__What to do__:
Separate out the lines that hold "Serbian".
--- START Given records ---
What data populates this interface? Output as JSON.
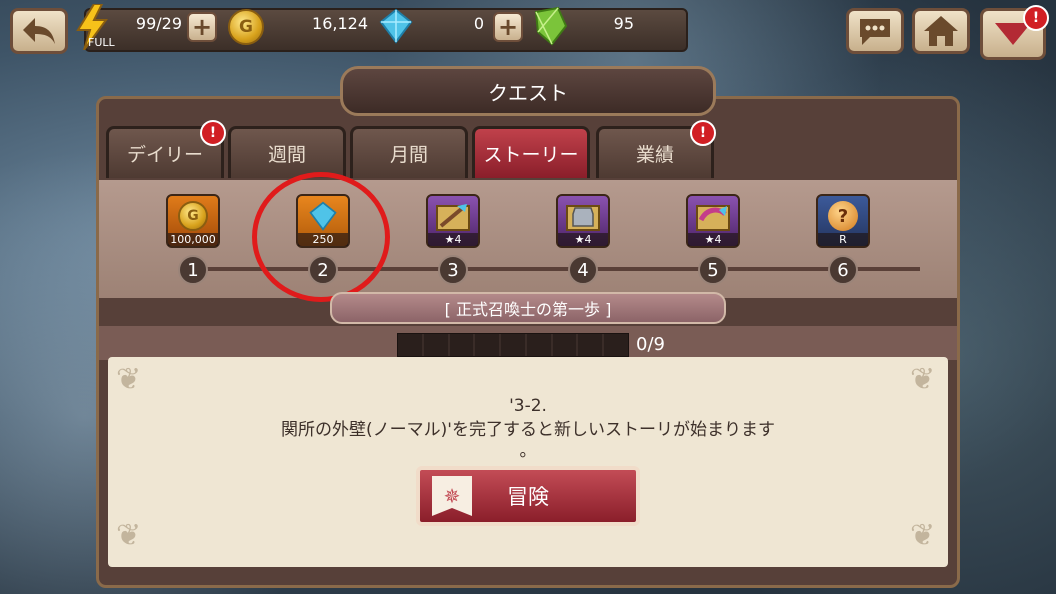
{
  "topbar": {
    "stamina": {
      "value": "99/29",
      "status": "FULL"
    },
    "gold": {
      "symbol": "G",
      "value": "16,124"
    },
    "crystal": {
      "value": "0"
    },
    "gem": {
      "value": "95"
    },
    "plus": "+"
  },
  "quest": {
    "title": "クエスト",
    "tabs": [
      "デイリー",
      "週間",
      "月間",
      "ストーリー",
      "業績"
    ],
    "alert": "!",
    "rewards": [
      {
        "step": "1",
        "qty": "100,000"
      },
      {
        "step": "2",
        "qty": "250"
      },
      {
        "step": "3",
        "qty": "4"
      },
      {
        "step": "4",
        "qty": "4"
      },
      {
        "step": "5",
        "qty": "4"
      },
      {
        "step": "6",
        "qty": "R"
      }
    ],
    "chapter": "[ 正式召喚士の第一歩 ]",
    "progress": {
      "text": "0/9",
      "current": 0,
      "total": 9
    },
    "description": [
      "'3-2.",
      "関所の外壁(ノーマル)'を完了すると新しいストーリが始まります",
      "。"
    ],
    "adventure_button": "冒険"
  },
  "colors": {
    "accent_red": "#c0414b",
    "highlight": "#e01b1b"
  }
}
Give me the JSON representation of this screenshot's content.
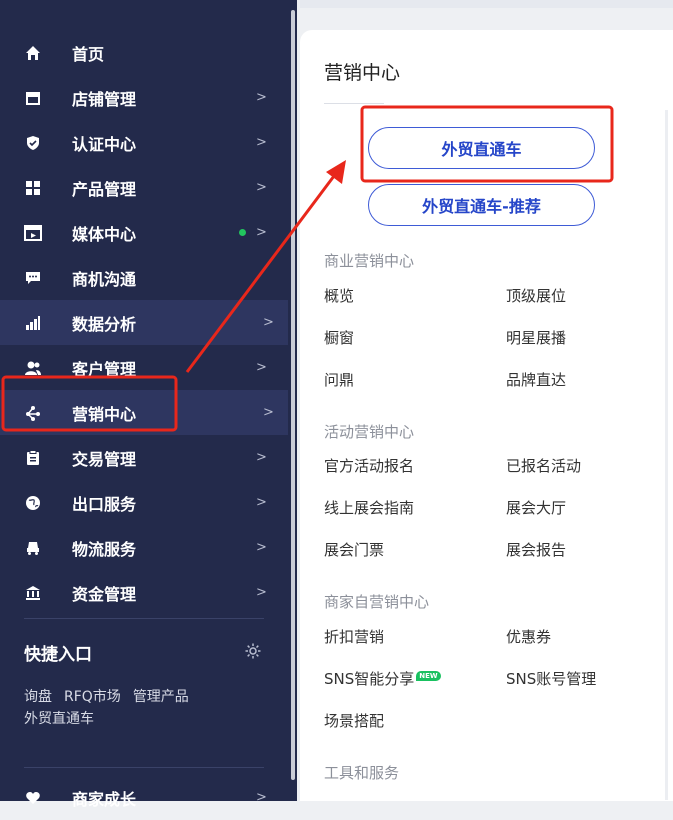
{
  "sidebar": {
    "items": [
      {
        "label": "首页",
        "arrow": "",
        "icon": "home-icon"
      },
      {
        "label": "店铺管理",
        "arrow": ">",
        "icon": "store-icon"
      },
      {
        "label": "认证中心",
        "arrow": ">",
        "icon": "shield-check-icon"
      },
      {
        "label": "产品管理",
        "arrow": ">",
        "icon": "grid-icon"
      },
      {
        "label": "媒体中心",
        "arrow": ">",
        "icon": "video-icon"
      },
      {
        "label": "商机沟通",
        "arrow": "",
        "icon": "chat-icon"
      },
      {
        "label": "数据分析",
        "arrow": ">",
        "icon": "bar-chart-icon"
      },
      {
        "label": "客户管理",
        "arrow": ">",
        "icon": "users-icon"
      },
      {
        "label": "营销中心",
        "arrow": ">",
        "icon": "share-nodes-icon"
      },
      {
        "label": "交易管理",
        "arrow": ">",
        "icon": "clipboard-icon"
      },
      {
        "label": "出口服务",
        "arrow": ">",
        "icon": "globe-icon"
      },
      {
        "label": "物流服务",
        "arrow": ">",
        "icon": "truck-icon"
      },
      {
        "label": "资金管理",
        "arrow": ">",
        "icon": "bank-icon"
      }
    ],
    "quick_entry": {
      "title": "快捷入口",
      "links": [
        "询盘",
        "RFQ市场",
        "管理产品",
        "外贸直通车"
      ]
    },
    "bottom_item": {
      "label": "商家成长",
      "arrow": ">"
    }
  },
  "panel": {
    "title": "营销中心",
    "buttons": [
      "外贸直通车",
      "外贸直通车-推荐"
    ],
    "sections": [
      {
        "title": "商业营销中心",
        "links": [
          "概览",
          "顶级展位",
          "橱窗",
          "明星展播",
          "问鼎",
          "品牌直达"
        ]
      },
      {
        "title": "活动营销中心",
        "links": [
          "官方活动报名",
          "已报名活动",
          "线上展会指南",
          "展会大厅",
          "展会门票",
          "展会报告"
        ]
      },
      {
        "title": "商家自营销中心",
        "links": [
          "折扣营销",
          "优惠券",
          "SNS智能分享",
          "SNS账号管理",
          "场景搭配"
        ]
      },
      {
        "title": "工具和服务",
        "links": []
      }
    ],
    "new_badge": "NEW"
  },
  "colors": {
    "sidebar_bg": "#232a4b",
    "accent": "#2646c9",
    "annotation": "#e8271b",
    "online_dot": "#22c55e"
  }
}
--- END Given records ---
--- START Given records ---
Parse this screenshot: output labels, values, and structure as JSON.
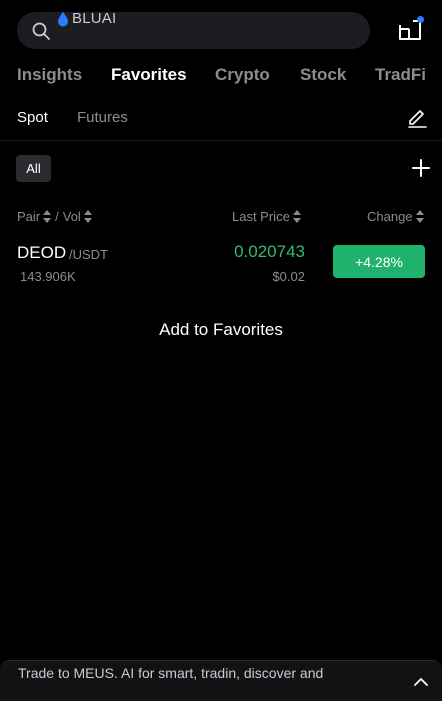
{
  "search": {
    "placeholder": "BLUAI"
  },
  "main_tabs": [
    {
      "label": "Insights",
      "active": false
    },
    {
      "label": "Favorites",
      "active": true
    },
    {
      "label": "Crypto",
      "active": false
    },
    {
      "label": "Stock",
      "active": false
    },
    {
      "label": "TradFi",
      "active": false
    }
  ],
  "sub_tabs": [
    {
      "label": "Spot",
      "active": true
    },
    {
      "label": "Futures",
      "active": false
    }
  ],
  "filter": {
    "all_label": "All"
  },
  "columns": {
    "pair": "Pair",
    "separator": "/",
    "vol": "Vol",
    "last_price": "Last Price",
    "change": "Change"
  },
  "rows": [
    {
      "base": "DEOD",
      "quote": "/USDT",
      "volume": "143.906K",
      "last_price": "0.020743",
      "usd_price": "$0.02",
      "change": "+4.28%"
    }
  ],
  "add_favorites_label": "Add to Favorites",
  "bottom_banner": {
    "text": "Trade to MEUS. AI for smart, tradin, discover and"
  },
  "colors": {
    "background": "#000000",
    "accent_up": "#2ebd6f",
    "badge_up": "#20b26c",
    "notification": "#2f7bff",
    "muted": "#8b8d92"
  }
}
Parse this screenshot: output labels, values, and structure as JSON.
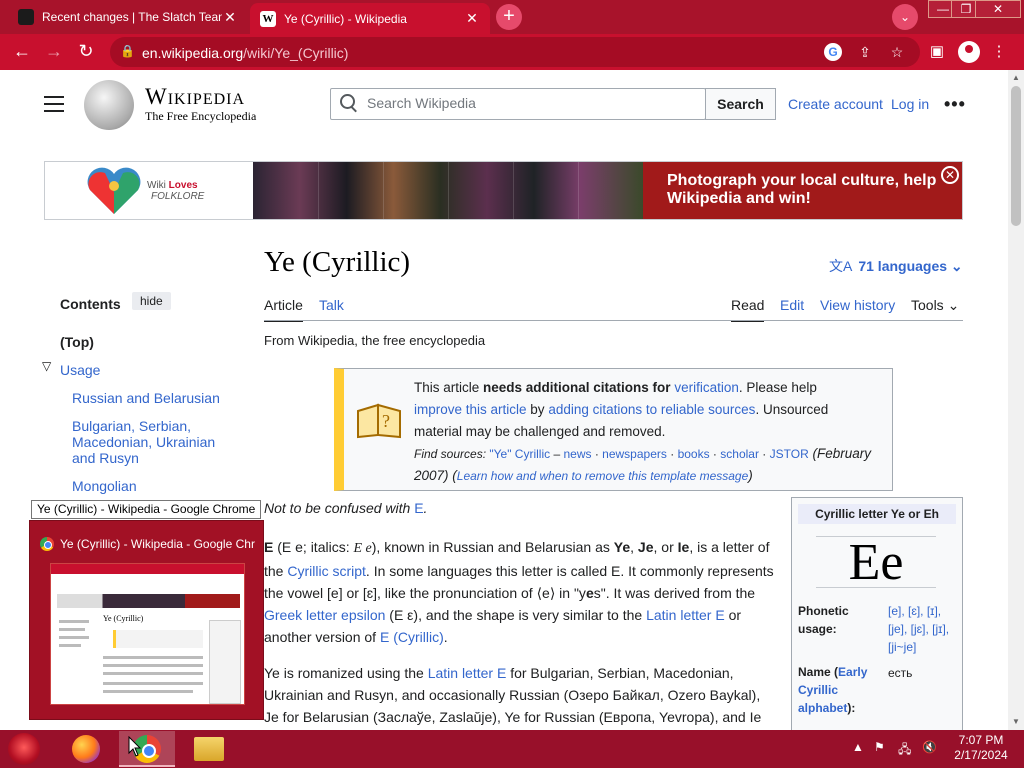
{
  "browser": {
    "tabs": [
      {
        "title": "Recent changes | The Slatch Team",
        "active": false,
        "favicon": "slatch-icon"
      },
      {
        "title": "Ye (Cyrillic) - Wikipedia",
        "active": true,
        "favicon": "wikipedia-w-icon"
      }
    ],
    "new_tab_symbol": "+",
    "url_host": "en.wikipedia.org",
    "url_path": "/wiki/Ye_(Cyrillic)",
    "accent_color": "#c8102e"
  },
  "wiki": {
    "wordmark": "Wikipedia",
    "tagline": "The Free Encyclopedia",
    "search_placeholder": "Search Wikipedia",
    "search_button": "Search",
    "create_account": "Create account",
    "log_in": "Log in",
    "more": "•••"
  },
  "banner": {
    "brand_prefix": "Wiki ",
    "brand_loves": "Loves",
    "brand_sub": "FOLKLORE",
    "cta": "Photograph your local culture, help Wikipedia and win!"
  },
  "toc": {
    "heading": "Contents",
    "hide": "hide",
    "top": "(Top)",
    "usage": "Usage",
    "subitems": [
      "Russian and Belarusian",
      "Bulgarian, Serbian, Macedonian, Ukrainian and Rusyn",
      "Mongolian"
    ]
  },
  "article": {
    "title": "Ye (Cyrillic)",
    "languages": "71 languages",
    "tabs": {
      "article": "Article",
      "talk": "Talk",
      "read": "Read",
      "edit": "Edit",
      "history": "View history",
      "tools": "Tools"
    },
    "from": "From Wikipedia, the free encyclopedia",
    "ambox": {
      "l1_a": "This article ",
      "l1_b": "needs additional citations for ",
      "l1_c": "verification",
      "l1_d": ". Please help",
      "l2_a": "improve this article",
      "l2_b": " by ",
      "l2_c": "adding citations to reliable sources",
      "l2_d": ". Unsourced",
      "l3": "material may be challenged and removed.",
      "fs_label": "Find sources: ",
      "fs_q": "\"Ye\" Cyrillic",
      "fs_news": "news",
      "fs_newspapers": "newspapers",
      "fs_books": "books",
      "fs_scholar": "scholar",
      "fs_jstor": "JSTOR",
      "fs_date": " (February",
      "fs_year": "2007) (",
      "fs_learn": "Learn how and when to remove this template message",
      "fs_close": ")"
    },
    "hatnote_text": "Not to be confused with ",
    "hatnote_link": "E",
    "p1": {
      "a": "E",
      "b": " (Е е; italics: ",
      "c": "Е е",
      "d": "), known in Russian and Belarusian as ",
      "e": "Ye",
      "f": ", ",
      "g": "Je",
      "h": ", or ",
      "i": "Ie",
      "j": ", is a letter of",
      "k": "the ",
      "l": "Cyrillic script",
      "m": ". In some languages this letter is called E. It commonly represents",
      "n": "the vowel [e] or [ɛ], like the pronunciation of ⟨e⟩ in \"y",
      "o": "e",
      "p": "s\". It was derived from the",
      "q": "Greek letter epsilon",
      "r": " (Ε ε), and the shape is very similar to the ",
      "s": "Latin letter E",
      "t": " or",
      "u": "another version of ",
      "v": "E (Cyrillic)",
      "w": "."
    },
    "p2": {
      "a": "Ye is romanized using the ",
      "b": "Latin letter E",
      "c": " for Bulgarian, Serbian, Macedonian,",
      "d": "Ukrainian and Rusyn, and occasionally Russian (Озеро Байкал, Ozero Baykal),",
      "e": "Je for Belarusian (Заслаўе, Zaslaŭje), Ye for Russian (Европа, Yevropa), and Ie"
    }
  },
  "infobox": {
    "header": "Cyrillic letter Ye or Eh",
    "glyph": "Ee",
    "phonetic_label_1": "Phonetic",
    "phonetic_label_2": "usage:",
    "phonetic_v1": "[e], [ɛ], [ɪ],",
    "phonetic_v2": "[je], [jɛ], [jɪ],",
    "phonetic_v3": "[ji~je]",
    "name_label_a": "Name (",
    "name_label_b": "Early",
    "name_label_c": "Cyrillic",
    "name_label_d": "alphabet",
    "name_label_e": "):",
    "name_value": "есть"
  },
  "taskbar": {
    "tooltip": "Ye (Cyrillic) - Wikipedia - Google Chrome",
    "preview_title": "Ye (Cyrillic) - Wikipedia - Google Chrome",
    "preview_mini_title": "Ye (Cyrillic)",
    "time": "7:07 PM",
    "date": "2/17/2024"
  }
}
--- END Given records ---
--- START Given records ---
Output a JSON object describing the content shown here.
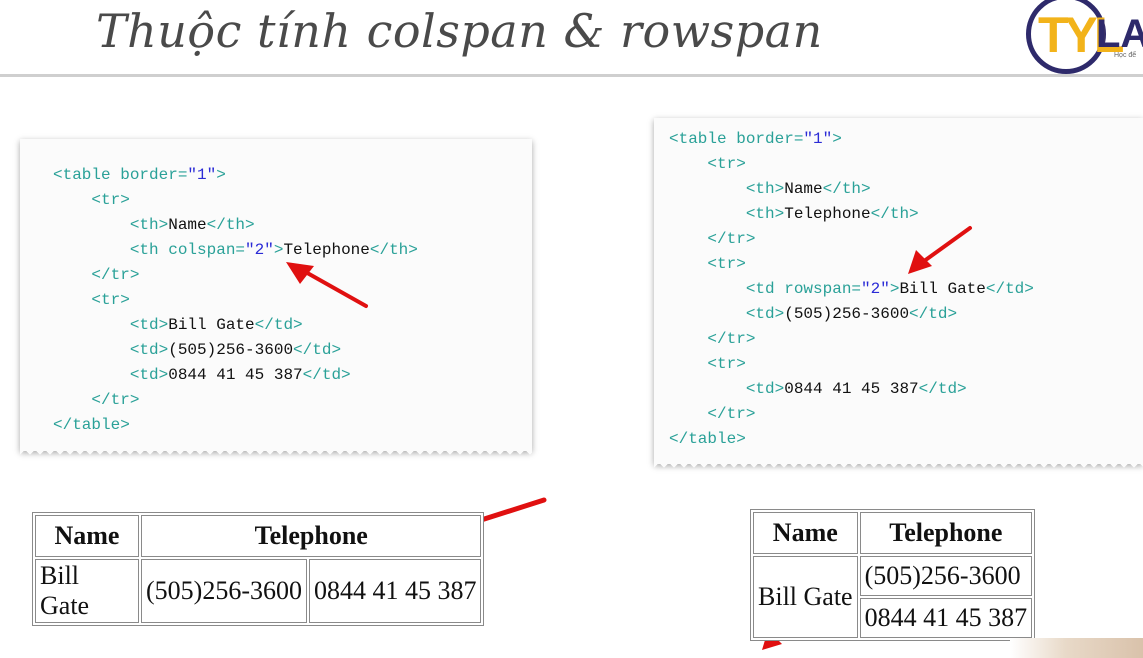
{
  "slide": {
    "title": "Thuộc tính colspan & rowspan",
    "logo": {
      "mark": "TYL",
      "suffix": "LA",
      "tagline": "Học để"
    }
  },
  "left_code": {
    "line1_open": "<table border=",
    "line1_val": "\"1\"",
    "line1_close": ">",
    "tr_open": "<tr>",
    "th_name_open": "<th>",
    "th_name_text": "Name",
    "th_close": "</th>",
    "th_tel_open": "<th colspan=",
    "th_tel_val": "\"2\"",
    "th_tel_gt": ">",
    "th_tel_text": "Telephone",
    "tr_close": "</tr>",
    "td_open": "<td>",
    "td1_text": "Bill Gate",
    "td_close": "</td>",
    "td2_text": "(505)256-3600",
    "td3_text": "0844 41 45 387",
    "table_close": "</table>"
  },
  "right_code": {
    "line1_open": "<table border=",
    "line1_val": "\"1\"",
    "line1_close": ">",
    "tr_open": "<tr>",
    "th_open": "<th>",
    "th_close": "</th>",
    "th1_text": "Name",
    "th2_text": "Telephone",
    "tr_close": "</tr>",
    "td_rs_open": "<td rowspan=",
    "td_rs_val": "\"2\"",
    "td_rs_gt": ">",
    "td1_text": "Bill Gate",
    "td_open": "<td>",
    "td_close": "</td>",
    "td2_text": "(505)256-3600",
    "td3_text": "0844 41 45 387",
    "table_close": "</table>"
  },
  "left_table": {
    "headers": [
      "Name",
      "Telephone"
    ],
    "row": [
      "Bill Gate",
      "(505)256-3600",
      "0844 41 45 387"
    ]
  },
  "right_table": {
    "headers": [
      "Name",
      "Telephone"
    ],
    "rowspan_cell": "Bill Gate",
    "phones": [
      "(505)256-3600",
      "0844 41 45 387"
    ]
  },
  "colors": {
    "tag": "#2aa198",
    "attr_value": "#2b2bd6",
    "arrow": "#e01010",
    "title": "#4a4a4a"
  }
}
--- END Given records ---
__Exercise solution__:
      "Bulgarian, Serbian, Macedonian, Ukrainian and Rusyn",
      "c": " for Bulgarian, Serbian, Macedonian,",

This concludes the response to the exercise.